## Start INPUT DATA
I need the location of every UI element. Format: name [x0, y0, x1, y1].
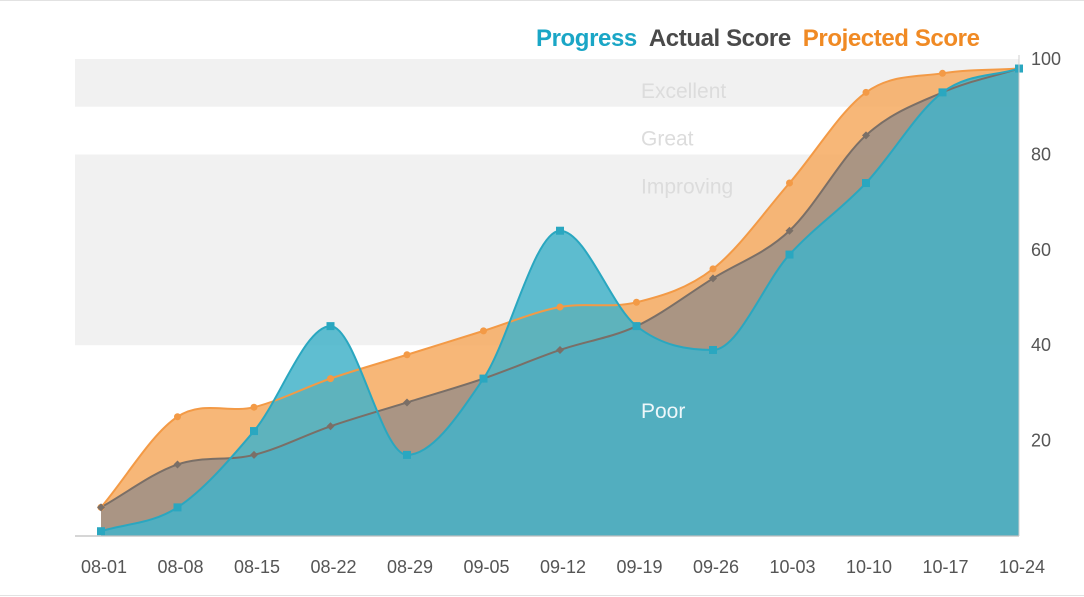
point-projected-score-08-15 — [250, 403, 258, 411]
point-actual-score-08-01 — [97, 503, 105, 512]
point-projected-score-10-10 — [862, 88, 870, 96]
x-tick-10-03: 10-03 — [769, 557, 815, 577]
point-projected-score-08-08 — [174, 413, 181, 421]
x-tick-09-05: 09-05 — [463, 557, 509, 577]
area-progress — [101, 68, 1019, 536]
point-actual-score-08-22 — [326, 422, 335, 431]
point-actual-score-10-03 — [785, 226, 794, 235]
x-tick-08-08: 08-08 — [157, 557, 203, 577]
x-tick-08-22: 08-22 — [310, 557, 356, 577]
point-projected-score-09-26 — [709, 265, 717, 273]
band-labels: Poor Improving Great Excellent — [641, 80, 733, 423]
point-actual-score-08-15 — [250, 450, 258, 459]
legend-actual-score[interactable]: Actual Score — [648, 25, 791, 52]
axes — [75, 55, 1020, 537]
band-label-excellent: Excellent — [641, 80, 726, 103]
point-actual-score-08-29 — [403, 398, 411, 407]
x-tick-09-12: 09-12 — [540, 557, 586, 577]
x-tick-10-24: 10-24 — [999, 557, 1045, 577]
x-tick-10-17: 10-17 — [922, 557, 968, 577]
point-projected-score-09-19 — [633, 298, 640, 306]
point-projected-score-10-17 — [939, 69, 946, 77]
x-tick-09-26: 09-26 — [693, 557, 739, 577]
point-projected-score-08-22 — [327, 375, 334, 383]
point-progress-10-03 — [785, 250, 794, 259]
x-tick-08-15: 08-15 — [234, 557, 280, 577]
point-actual-score-08-08 — [173, 460, 182, 469]
y-tick-100: 100 — [1031, 49, 1061, 69]
point-projected-score-10-03 — [786, 179, 793, 187]
point-progress-09-05 — [479, 374, 488, 383]
point-progress-10-17 — [938, 88, 947, 97]
x-tick-09-19: 09-19 — [616, 557, 662, 577]
x-tick-labels: 08-01 08-08 08-15 08-22 08-29 09-05 09-12 09-19… — [81, 557, 1045, 577]
x-tick-08-29: 08-29 — [387, 557, 433, 577]
legend-progress[interactable]: Progress — [536, 25, 637, 52]
band-label-poor: Poor — [641, 400, 685, 423]
band-label-great: Great — [641, 128, 694, 151]
point-progress-10-10 — [862, 179, 870, 188]
point-projected-score-09-12 — [556, 303, 564, 311]
x-tick-10-10: 10-10 — [846, 557, 892, 577]
line-progress — [100, 67, 1020, 533]
point-actual-score-09-12 — [556, 345, 564, 354]
y-tick-20: 20 — [1031, 431, 1051, 451]
point-progress-08-29 — [403, 450, 411, 459]
series-points — [97, 64, 1023, 536]
point-actual-score-09-26 — [709, 274, 717, 283]
point-projected-score-08-29 — [403, 351, 411, 359]
y-tick-labels: 20 40 60 80 100 — [1031, 49, 1061, 451]
y-tick-60: 60 — [1031, 240, 1051, 260]
point-progress-09-26 — [709, 345, 717, 354]
x-tick-08-01: 08-01 — [81, 557, 127, 577]
chart-legend: Progress Actual Score Projected Score — [536, 25, 992, 53]
point-progress-08-08 — [173, 503, 182, 512]
band-label-improving: Improving — [641, 175, 733, 198]
y-tick-80: 80 — [1031, 144, 1051, 164]
legend-projected-score[interactable]: Projected Score — [802, 25, 980, 52]
y-tick-40: 40 — [1031, 335, 1051, 355]
point-progress-09-12 — [556, 226, 564, 235]
point-projected-score-09-05 — [480, 327, 487, 335]
point-progress-09-19 — [632, 322, 641, 331]
point-progress-08-22 — [326, 322, 335, 331]
point-progress-08-15 — [250, 427, 258, 436]
point-progress-08-01 — [97, 527, 105, 536]
point-actual-score-10-10 — [862, 131, 870, 140]
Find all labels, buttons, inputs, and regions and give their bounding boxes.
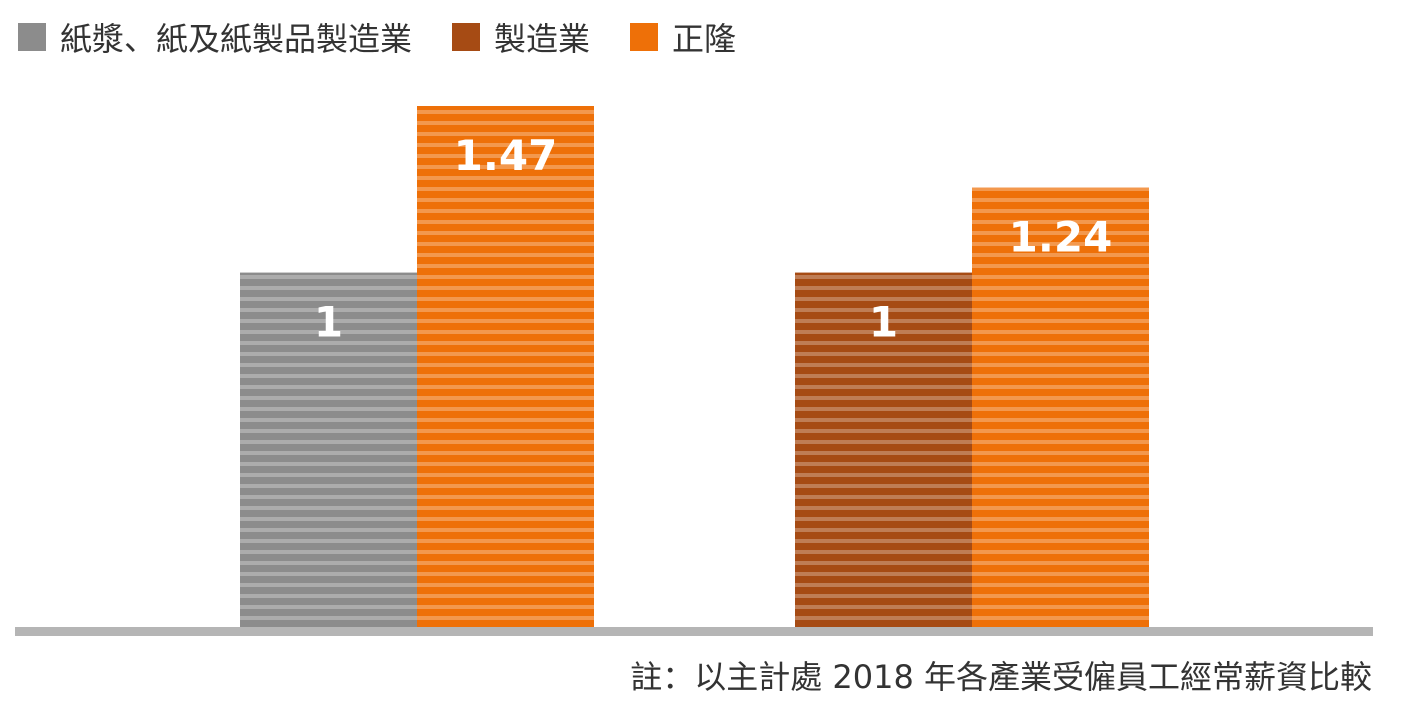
## End INPUT DATA
Give every line of the records above as a JSON list of strings, one string per line, with blank lines and the pictures left out.

## FULL OUTPUT
[
  "I need the location of every UI element. Format: name [x0, y0, x1, y1].",
  "point-projected-score-08-15 — [250, 403, 258, 411]",
  "point-actual-score-08-01 — [97, 503, 105, 512]",
  "point-projected-score-10-10 — [862, 88, 870, 96]",
  "x-tick-10-03: 10-03 — [769, 557, 815, 577]",
  "point-projected-score-08-08 — [174, 413, 181, 421]",
  "x-tick-09-05: 09-05 — [463, 557, 509, 577]",
  "area-progress — [101, 68, 1019, 536]",
  "point-actual-score-08-22 — [326, 422, 335, 431]",
  "point-actual-score-10-03 — [785, 226, 794, 235]",
  "x-tick-08-08: 08-08 — [157, 557, 203, 577]",
  "x-tick-08-22: 08-22 — [310, 557, 356, 577]",
  "point-projected-score-09-26 — [709, 265, 717, 273]",
  "band-labels: Poor Improving Great Excellent — [641, 80, 733, 423]",
  "point-actual-score-08-15 — [250, 450, 258, 459]",
  "legend-actual-score[interactable]: Actual Score — [648, 25, 791, 52]",
  "axes — [75, 55, 1020, 537]",
  "band-label-excellent: Excellent — [641, 80, 726, 103]",
  "point-actual-score-08-29 — [403, 398, 411, 407]",
  "x-tick-09-12: 09-12 — [540, 557, 586, 577]",
  "x-tick-10-24: 10-24 — [999, 557, 1045, 577]",
  "x-tick-10-17: 10-17 — [922, 557, 968, 577]",
  "point-projected-score-09-19 — [633, 298, 640, 306]",
  "point-projected-score-10-17 — [939, 69, 946, 77]",
  "x-tick-09-26: 09-26 — [693, 557, 739, 577]",
  "point-projected-score-08-22 — [327, 375, 334, 383]",
  "point-progress-10-03 — [785, 250, 794, 259]",
  "x-tick-08-15: 08-15 — [234, 557, 280, 577]",
  "point-actual-score-08-08 — [173, 460, 182, 469]",
  "y-tick-100: 100 — [1031, 49, 1061, 69]",
  "point-projected-score-10-03 — [786, 179, 793, 187]",
  "point-progress-09-05 — [479, 374, 488, 383]",
  "point-progress-10-17 — [938, 88, 947, 97]",
  "x-tick-09-19: 09-19 — [616, 557, 662, 577]",
  "x-tick-labels: 08-01 08-08 08-15 08-22 08-29 09-05 09-12 09-19… — [81, 557, 1045, 577]",
  "x-tick-08-29: 08-29 — [387, 557, 433, 577]",
  "legend-progress[interactable]: Progress — [536, 25, 637, 52]",
  "band-label-poor: Poor — [641, 400, 685, 423]",
  "band-label-great: Great — [641, 128, 694, 151]",
  "point-progress-10-10 — [862, 179, 870, 188]",
  "point-projected-score-09-12 — [556, 303, 564, 311]",
  "x-tick-10-10: 10-10 — [846, 557, 892, 577]",
  "line-progress — [100, 67, 1020, 533]",
  "point-actual-score-09-12 — [556, 345, 564, 354]",
  "y-tick-20: 20 — [1031, 431, 1051, 451]",
  "point-progress-08-29 — [403, 450, 411, 459]",
  "series-points — [97, 64, 1023, 536]",
  "point-actual-score-09-26 — [709, 274, 717, 283]",
  "point-projected-score-08-29 — [403, 351, 411, 359]",
  "y-tick-labels: 20 40 60 80 100 — [1031, 49, 1061, 451]",
  "y-tick-60: 60 — [1031, 240, 1051, 260]",
  "point-progress-09-26 — [709, 345, 717, 354]",
  "x-tick-08-01: 08-01 — [81, 557, 127, 577]",
  "chart-legend: Progress Actual Score Projected Score — [536, 25, 992, 53]",
  "point-progress-08-08 — [173, 503, 182, 512]",
  "band-label-improving: Improving — [641, 175, 733, 198]",
  "y-tick-80: 80 — [1031, 144, 1051, 164]",
  "legend-projected-score[interactable]: Projected Score — [802, 25, 980, 52]",
  "y-tick-40: 40 — [1031, 335, 1051, 355]",
  "point-progress-09-12 — [556, 226, 564, 235]",
  "point-projected-score-09-05 — [480, 327, 487, 335]",
  "point-progress-09-19 — [632, 322, 641, 331]",
  "point-progress-08-22 — [326, 322, 335, 331]",
  "point-progress-08-15 — [250, 427, 258, 436]",
  "point-progress-08-01 — [97, 527, 105, 536]",
  "point-actual-score-10-10 — [862, 131, 870, 140]",
  "Find all labels, buttons, inputs, and regions and give their bounding boxes."
]